**Task brief**. Take each line that has the word "into" and return it.

..............................

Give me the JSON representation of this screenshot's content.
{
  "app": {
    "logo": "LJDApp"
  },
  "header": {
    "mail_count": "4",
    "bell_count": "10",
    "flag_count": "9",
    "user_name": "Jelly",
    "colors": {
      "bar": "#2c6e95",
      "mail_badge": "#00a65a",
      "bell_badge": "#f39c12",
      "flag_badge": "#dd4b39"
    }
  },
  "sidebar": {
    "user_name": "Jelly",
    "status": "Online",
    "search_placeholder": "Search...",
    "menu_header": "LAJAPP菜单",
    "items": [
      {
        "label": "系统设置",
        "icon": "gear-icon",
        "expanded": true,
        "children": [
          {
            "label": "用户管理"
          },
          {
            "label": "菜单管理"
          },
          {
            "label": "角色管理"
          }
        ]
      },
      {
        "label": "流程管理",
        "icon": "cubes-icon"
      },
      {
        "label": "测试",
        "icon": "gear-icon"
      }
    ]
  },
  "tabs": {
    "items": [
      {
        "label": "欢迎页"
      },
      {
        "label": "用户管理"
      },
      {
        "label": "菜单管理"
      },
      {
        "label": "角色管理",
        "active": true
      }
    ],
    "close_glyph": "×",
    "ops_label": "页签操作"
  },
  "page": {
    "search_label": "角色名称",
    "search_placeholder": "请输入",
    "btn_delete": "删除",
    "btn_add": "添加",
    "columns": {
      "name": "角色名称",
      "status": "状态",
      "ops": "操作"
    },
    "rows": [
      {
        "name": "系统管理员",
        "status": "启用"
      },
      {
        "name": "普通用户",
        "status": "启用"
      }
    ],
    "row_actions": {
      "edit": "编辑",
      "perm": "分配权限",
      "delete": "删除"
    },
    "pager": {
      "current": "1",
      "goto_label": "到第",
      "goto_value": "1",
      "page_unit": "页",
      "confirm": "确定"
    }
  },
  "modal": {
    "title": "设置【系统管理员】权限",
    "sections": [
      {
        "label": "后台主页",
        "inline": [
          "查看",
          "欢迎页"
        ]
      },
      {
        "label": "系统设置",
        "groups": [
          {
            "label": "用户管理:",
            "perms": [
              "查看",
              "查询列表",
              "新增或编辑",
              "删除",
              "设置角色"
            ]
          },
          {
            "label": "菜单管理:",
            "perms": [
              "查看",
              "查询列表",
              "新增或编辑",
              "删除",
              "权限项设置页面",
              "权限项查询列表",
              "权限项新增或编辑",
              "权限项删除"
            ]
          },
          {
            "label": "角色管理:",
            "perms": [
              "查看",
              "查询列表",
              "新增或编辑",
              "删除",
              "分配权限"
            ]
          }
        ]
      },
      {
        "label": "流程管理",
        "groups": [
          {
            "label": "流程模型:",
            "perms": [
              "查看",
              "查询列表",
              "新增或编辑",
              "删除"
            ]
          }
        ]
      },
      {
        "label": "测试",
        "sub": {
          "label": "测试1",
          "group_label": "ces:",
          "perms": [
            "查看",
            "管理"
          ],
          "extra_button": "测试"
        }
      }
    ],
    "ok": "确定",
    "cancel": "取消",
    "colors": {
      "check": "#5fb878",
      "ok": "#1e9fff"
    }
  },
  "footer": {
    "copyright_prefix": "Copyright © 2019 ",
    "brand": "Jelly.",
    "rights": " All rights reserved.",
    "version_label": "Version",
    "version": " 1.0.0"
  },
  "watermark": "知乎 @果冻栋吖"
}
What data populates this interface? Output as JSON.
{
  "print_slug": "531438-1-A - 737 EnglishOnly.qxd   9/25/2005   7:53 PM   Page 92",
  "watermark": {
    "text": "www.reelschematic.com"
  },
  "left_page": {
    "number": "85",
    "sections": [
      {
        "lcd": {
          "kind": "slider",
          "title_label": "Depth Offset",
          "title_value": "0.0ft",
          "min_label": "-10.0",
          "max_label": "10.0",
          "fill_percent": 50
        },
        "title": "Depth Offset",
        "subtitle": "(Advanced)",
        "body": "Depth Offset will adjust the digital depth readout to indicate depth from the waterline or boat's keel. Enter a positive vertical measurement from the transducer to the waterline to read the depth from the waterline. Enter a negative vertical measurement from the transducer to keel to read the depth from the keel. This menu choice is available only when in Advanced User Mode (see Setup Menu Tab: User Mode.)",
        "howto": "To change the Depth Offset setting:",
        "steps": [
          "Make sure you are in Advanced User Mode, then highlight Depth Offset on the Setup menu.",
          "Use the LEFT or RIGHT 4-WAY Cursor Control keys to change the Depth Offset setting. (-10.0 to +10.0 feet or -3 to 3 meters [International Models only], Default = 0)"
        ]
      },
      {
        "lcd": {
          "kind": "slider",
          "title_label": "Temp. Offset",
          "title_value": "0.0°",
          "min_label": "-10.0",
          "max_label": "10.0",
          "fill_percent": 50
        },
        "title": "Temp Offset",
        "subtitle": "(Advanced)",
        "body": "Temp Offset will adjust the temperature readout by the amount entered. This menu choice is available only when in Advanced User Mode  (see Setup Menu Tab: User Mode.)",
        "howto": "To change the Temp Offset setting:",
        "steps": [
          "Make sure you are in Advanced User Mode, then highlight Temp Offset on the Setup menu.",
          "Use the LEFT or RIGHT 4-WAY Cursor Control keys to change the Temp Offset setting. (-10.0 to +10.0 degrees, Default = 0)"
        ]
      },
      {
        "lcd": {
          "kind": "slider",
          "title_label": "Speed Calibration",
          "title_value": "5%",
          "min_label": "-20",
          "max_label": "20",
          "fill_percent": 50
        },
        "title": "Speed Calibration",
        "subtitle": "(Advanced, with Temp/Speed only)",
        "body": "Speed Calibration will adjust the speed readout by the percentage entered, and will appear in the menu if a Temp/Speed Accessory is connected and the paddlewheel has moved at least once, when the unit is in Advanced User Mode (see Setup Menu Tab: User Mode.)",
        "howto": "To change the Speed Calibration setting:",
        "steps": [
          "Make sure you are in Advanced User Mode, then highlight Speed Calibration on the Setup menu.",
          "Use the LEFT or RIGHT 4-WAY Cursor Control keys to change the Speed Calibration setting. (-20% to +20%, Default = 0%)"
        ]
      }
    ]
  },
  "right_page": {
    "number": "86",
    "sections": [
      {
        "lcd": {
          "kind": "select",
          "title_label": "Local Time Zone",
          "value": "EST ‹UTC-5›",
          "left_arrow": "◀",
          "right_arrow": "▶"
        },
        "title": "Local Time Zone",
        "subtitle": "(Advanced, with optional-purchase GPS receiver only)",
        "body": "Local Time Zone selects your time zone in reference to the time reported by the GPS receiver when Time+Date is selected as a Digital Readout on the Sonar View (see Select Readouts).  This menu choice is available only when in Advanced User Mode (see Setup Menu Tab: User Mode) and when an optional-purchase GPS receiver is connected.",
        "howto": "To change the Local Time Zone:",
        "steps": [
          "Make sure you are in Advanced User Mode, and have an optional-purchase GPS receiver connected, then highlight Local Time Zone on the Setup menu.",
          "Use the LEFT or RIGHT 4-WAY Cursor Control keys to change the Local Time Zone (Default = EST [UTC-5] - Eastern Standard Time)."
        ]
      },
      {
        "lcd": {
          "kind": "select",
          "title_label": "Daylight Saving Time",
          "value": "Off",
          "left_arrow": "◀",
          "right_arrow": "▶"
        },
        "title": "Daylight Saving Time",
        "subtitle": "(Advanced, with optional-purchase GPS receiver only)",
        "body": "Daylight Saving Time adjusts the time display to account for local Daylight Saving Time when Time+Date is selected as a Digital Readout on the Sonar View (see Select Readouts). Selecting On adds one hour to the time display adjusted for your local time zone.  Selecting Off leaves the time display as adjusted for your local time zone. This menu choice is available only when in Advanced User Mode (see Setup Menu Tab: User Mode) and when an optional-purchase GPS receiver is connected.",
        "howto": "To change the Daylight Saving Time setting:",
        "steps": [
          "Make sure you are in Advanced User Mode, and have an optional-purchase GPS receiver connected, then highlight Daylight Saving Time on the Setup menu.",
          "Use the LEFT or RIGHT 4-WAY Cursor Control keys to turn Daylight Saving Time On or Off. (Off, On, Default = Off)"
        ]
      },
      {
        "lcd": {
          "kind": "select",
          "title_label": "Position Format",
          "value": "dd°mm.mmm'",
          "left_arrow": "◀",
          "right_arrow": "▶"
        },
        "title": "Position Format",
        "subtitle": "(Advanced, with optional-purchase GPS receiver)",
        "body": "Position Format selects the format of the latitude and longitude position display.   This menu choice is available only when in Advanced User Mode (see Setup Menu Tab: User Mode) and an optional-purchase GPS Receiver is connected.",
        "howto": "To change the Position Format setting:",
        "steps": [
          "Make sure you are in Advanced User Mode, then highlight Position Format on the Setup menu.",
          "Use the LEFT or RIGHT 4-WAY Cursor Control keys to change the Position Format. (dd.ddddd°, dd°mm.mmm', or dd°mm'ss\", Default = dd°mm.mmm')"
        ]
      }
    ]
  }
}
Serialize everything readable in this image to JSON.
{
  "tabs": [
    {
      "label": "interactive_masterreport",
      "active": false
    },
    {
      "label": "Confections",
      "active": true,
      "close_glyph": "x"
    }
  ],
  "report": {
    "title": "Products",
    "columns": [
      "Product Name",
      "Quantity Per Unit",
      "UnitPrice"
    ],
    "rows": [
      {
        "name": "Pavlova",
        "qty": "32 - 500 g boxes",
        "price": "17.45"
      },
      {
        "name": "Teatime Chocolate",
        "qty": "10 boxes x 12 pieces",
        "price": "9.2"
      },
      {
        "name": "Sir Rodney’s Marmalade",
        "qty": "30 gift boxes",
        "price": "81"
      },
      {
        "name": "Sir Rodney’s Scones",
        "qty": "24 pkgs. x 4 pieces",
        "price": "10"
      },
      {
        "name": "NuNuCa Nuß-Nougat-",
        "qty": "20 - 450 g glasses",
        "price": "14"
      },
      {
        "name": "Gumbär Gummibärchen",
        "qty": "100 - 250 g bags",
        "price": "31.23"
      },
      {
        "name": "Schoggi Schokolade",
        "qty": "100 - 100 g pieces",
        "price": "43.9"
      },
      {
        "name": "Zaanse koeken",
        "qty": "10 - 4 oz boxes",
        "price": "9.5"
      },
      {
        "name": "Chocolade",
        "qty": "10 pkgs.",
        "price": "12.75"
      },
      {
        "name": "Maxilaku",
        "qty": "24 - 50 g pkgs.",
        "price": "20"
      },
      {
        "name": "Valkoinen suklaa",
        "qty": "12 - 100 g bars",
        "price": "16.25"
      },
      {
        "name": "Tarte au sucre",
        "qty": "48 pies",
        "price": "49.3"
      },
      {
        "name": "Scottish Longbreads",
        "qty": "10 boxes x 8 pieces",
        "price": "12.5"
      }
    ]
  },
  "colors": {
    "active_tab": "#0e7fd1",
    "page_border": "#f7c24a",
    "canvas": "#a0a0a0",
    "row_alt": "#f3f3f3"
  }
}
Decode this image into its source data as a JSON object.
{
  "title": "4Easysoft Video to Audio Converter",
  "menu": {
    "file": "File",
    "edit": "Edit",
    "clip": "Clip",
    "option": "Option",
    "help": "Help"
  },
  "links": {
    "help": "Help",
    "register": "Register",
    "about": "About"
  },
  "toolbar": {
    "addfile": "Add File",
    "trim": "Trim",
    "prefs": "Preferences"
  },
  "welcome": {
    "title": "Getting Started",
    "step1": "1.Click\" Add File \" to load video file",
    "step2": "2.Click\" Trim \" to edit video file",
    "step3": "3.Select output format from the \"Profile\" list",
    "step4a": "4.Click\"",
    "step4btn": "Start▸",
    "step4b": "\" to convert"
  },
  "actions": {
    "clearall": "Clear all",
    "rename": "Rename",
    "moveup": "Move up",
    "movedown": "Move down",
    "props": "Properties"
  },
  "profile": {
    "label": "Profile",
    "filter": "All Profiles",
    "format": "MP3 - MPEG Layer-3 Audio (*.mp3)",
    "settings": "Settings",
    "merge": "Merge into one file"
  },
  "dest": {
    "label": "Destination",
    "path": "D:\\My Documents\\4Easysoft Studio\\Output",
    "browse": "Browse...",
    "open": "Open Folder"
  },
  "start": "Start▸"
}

..............................

**Full response**.
Decode this image into its source data as a JSON object.
    "merge": "Merge into one file"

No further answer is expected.